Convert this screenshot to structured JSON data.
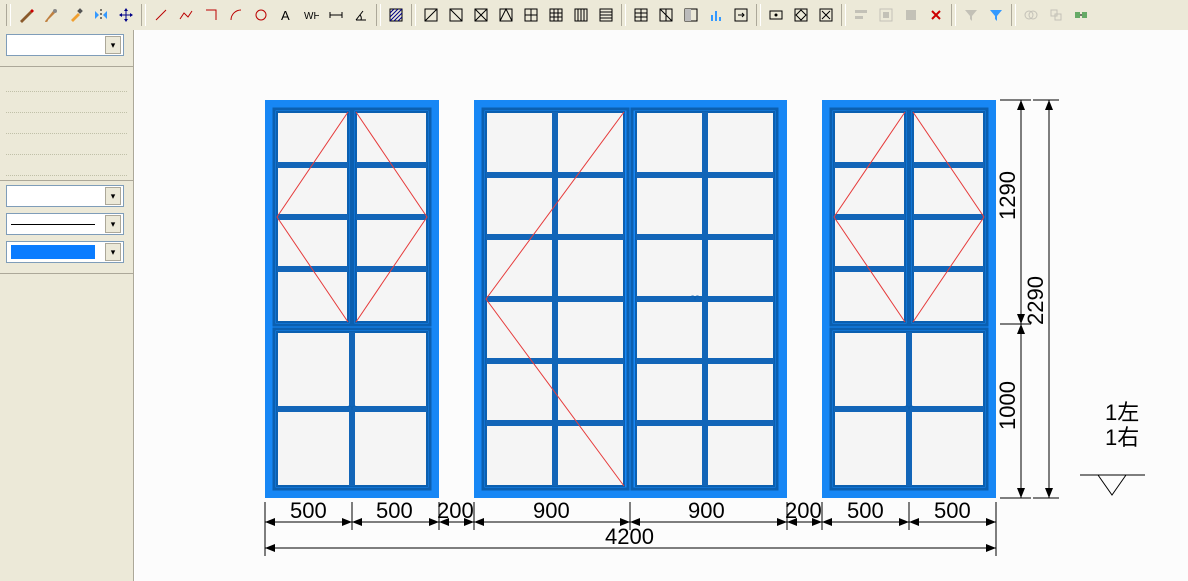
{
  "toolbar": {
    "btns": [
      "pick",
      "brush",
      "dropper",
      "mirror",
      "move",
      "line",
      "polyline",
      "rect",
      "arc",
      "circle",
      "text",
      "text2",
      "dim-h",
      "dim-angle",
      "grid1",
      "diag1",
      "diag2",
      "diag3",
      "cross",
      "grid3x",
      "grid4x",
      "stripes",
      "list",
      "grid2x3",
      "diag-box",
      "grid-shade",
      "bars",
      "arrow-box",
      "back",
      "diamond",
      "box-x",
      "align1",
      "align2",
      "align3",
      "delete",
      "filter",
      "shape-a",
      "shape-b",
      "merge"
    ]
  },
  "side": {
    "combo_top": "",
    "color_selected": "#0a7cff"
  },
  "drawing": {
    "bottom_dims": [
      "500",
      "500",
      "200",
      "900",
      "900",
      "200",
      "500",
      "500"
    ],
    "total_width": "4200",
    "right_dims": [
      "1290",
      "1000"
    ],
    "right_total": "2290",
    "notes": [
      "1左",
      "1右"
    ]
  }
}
== == ==
SET TASK
Repeat verbatim all the material, but not the pictures.

WRITTEN SOLUTION
Convert this screenshot to structured JSON data.
{
  "toolbar": {
    "btns": [
      "pick",
      "brush",
      "dropper",
      "mirror",
      "move",
      "line",
      "polyline",
      "rect",
      "arc",
      "circle",
      "text",
      "text2",
      "dim-h",
      "dim-angle",
      "grid1",
      "diag1",
      "diag2",
      "diag3",
      "cross",
      "grid3x",
      "grid4x",
      "stripes",
      "list",
      "grid2x3",
      "diag-box",
      "grid-shade",
      "bars",
      "arrow-box",
      "back",
      "diamond",
      "box-x",
      "align1",
      "align2",
      "align3",
      "delete",
      "filter",
      "shape-a",
      "shape-b",
      "merge"
    ]
  },
  "side": {
    "combo_top": "",
    "color_selected": "#0a7cff"
  },
  "drawing": {
    "bottom_dims": [
      "500",
      "500",
      "200",
      "900",
      "900",
      "200",
      "500",
      "500"
    ],
    "total_width": "4200",
    "right_dims": [
      "1290",
      "1000"
    ],
    "right_total": "2290",
    "notes": [
      "1左",
      "1右"
    ]
  }
}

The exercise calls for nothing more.